— Task description —
Every line in the listing is to be echoed verbatim.

— Excerpted data —
____________________
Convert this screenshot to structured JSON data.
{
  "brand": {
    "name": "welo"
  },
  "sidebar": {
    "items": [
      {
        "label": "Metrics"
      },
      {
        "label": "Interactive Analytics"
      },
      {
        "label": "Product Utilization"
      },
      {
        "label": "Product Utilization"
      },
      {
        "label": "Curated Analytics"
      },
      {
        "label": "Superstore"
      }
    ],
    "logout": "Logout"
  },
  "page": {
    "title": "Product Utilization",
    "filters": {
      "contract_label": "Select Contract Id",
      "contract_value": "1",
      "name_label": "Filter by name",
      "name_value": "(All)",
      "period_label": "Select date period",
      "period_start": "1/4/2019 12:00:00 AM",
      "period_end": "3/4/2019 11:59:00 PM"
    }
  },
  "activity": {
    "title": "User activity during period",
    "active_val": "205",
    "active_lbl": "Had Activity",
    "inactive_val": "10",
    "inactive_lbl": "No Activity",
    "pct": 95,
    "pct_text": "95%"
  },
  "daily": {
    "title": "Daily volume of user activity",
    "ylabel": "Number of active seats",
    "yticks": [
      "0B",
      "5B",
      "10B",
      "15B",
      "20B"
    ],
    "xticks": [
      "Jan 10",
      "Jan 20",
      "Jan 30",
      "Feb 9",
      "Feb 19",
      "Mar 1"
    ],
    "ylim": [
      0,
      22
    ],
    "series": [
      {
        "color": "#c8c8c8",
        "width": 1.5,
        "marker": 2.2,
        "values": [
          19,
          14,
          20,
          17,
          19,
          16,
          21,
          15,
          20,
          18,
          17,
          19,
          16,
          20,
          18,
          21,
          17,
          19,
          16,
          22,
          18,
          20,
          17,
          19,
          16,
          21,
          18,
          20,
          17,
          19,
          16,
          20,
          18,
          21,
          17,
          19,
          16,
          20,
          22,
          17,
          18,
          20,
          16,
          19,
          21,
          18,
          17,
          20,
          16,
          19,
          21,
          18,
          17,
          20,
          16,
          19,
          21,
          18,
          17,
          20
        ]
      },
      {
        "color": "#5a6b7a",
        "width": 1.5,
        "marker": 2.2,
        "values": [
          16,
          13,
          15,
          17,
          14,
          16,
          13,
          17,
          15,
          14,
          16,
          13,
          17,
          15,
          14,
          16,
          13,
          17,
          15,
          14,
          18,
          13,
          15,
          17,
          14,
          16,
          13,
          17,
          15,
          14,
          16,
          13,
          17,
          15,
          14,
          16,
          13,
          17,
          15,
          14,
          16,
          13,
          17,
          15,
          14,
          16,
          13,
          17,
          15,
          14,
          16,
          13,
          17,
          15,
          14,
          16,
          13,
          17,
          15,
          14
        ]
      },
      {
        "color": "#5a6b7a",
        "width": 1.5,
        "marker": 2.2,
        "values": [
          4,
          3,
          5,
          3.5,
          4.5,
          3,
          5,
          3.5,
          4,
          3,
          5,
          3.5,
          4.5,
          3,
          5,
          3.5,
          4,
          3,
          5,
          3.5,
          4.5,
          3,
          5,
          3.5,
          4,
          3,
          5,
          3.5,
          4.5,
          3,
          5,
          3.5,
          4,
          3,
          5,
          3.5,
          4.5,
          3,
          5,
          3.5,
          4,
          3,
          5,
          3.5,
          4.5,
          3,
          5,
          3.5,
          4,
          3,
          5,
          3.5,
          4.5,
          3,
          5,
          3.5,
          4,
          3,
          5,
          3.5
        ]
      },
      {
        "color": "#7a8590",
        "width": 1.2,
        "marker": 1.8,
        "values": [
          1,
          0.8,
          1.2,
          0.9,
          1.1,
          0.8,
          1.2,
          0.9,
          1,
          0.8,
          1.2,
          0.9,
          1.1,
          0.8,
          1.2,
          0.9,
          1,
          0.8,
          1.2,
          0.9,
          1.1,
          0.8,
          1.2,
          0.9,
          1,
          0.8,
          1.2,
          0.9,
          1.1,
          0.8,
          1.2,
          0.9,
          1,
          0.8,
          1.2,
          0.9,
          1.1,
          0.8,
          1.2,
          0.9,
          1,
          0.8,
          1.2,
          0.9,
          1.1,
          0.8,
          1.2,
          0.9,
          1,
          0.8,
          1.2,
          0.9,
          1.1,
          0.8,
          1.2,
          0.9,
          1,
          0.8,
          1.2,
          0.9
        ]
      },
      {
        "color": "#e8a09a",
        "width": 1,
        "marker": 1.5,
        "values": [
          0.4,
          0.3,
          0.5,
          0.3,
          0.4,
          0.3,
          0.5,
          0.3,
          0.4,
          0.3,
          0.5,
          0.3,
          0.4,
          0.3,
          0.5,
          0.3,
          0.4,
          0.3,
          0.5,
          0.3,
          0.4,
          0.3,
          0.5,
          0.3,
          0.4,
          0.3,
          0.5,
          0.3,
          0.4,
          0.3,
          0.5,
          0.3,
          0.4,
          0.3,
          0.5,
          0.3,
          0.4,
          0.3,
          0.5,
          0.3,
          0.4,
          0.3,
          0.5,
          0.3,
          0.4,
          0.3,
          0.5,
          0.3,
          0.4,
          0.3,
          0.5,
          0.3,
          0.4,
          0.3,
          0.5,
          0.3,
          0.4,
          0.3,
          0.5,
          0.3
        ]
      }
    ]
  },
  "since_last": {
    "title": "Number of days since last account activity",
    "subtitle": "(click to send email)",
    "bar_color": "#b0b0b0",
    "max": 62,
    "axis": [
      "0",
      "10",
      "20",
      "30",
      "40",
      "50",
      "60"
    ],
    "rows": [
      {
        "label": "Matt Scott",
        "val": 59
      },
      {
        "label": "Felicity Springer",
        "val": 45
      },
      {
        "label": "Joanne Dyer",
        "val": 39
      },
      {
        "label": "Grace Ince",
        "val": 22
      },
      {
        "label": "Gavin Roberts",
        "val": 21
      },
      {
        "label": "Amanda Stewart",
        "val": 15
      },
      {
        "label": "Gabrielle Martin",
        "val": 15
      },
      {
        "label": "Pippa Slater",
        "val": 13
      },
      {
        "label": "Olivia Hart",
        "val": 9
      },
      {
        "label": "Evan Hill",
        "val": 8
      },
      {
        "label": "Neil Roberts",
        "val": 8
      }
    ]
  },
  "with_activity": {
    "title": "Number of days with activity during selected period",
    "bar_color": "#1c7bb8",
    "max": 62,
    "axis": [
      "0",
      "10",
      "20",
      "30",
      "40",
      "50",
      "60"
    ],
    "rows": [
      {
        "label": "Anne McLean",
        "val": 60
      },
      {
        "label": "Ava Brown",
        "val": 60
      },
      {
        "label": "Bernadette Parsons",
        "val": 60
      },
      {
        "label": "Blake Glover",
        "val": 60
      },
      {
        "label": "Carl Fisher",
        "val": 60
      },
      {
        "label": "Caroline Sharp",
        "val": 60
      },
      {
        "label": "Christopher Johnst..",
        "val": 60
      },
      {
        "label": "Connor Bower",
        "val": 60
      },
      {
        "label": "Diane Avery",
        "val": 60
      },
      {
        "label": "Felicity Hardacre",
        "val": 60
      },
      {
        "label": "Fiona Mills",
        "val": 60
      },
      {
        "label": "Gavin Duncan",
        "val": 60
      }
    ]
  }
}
____________________
— Task output —
Convert this screenshot to structured JSON data.
{
  "brand": {
    "name": "welo"
  },
  "sidebar": {
    "items": [
      {
        "label": "Metrics"
      },
      {
        "label": "Interactive Analytics"
      },
      {
        "label": "Product Utilization"
      },
      {
        "label": "Product Utilization"
      },
      {
        "label": "Curated Analytics"
      },
      {
        "label": "Superstore"
      }
    ],
    "logout": "Logout"
  },
  "page": {
    "title": "Product Utilization",
    "filters": {
      "contract_label": "Select Contract Id",
      "contract_value": "1",
      "name_label": "Filter by name",
      "name_value": "(All)",
      "period_label": "Select date period",
      "period_start": "1/4/2019 12:00:00 AM",
      "period_end": "3/4/2019 11:59:00 PM"
    }
  },
  "activity": {
    "title": "User activity during period",
    "active_val": "205",
    "active_lbl": "Had Activity",
    "inactive_val": "10",
    "inactive_lbl": "No Activity",
    "pct": 95,
    "pct_text": "95%"
  },
  "daily": {
    "title": "Daily volume of user activity",
    "ylabel": "Number of active seats",
    "yticks": [
      "0B",
      "5B",
      "10B",
      "15B",
      "20B"
    ],
    "xticks": [
      "Jan 10",
      "Jan 20",
      "Jan 30",
      "Feb 9",
      "Feb 19",
      "Mar 1"
    ],
    "ylim": [
      0,
      22
    ],
    "series": [
      {
        "color": "#c8c8c8",
        "width": 1.5,
        "marker": 2.2,
        "values": [
          19,
          14,
          20,
          17,
          19,
          16,
          21,
          15,
          20,
          18,
          17,
          19,
          16,
          20,
          18,
          21,
          17,
          19,
          16,
          22,
          18,
          20,
          17,
          19,
          16,
          21,
          18,
          20,
          17,
          19,
          16,
          20,
          18,
          21,
          17,
          19,
          16,
          20,
          22,
          17,
          18,
          20,
          16,
          19,
          21,
          18,
          17,
          20,
          16,
          19,
          21,
          18,
          17,
          20,
          16,
          19,
          21,
          18,
          17,
          20
        ]
      },
      {
        "color": "#5a6b7a",
        "width": 1.5,
        "marker": 2.2,
        "values": [
          16,
          13,
          15,
          17,
          14,
          16,
          13,
          17,
          15,
          14,
          16,
          13,
          17,
          15,
          14,
          16,
          13,
          17,
          15,
          14,
          18,
          13,
          15,
          17,
          14,
          16,
          13,
          17,
          15,
          14,
          16,
          13,
          17,
          15,
          14,
          16,
          13,
          17,
          15,
          14,
          16,
          13,
          17,
          15,
          14,
          16,
          13,
          17,
          15,
          14,
          16,
          13,
          17,
          15,
          14,
          16,
          13,
          17,
          15,
          14
        ]
      },
      {
        "color": "#5a6b7a",
        "width": 1.5,
        "marker": 2.2,
        "values": [
          4,
          3,
          5,
          3.5,
          4.5,
          3,
          5,
          3.5,
          4,
          3,
          5,
          3.5,
          4.5,
          3,
          5,
          3.5,
          4,
          3,
          5,
          3.5,
          4.5,
          3,
          5,
          3.5,
          4,
          3,
          5,
          3.5,
          4.5,
          3,
          5,
          3.5,
          4,
          3,
          5,
          3.5,
          4.5,
          3,
          5,
          3.5,
          4,
          3,
          5,
          3.5,
          4.5,
          3,
          5,
          3.5,
          4,
          3,
          5,
          3.5,
          4.5,
          3,
          5,
          3.5,
          4,
          3,
          5,
          3.5
        ]
      },
      {
        "color": "#7a8590",
        "width": 1.2,
        "marker": 1.8,
        "values": [
          1,
          0.8,
          1.2,
          0.9,
          1.1,
          0.8,
          1.2,
          0.9,
          1,
          0.8,
          1.2,
          0.9,
          1.1,
          0.8,
          1.2,
          0.9,
          1,
          0.8,
          1.2,
          0.9,
          1.1,
          0.8,
          1.2,
          0.9,
          1,
          0.8,
          1.2,
          0.9,
          1.1,
          0.8,
          1.2,
          0.9,
          1,
          0.8,
          1.2,
          0.9,
          1.1,
          0.8,
          1.2,
          0.9,
          1,
          0.8,
          1.2,
          0.9,
          1.1,
          0.8,
          1.2,
          0.9,
          1,
          0.8,
          1.2,
          0.9,
          1.1,
          0.8,
          1.2,
          0.9,
          1,
          0.8,
          1.2,
          0.9
        ]
      },
      {
        "color": "#e8a09a",
        "width": 1,
        "marker": 1.5,
        "values": [
          0.4,
          0.3,
          0.5,
          0.3,
          0.4,
          0.3,
          0.5,
          0.3,
          0.4,
          0.3,
          0.5,
          0.3,
          0.4,
          0.3,
          0.5,
          0.3,
          0.4,
          0.3,
          0.5,
          0.3,
          0.4,
          0.3,
          0.5,
          0.3,
          0.4,
          0.3,
          0.5,
          0.3,
          0.4,
          0.3,
          0.5,
          0.3,
          0.4,
          0.3,
          0.5,
          0.3,
          0.4,
          0.3,
          0.5,
          0.3,
          0.4,
          0.3,
          0.5,
          0.3,
          0.4,
          0.3,
          0.5,
          0.3,
          0.4,
          0.3,
          0.5,
          0.3,
          0.4,
          0.3,
          0.5,
          0.3,
          0.4,
          0.3,
          0.5,
          0.3
        ]
      }
    ]
  },
  "since_last": {
    "title": "Number of days since last account activity",
    "subtitle": "(click to send email)",
    "bar_color": "#b0b0b0",
    "max": 62,
    "axis": [
      "0",
      "10",
      "20",
      "30",
      "40",
      "50",
      "60"
    ],
    "rows": [
      {
        "label": "Matt Scott",
        "val": 59
      },
      {
        "label": "Felicity Springer",
        "val": 45
      },
      {
        "label": "Joanne Dyer",
        "val": 39
      },
      {
        "label": "Grace Ince",
        "val": 22
      },
      {
        "label": "Gavin Roberts",
        "val": 21
      },
      {
        "label": "Amanda Stewart",
        "val": 15
      },
      {
        "label": "Gabrielle Martin",
        "val": 15
      },
      {
        "label": "Pippa Slater",
        "val": 13
      },
      {
        "label": "Olivia Hart",
        "val": 9
      },
      {
        "label": "Evan Hill",
        "val": 8
      },
      {
        "label": "Neil Roberts",
        "val": 8
      }
    ]
  },
  "with_activity": {
    "title": "Number of days with activity during selected period",
    "bar_color": "#1c7bb8",
    "max": 62,
    "axis": [
      "0",
      "10",
      "20",
      "30",
      "40",
      "50",
      "60"
    ],
    "rows": [
      {
        "label": "Anne McLean",
        "val": 60
      },
      {
        "label": "Ava Brown",
        "val": 60
      },
      {
        "label": "Bernadette Parsons",
        "val": 60
      },
      {
        "label": "Blake Glover",
        "val": 60
      },
      {
        "label": "Carl Fisher",
        "val": 60
      },
      {
        "label": "Caroline Sharp",
        "val": 60
      },
      {
        "label": "Christopher Johnst..",
        "val": 60
      },
      {
        "label": "Connor Bower",
        "val": 60
      },
      {
        "label": "Diane Avery",
        "val": 60
      },
      {
        "label": "Felicity Hardacre",
        "val": 60
      },
      {
        "label": "Fiona Mills",
        "val": 60
      },
      {
        "label": "Gavin Duncan",
        "val": 60
      }
    ]
  }
}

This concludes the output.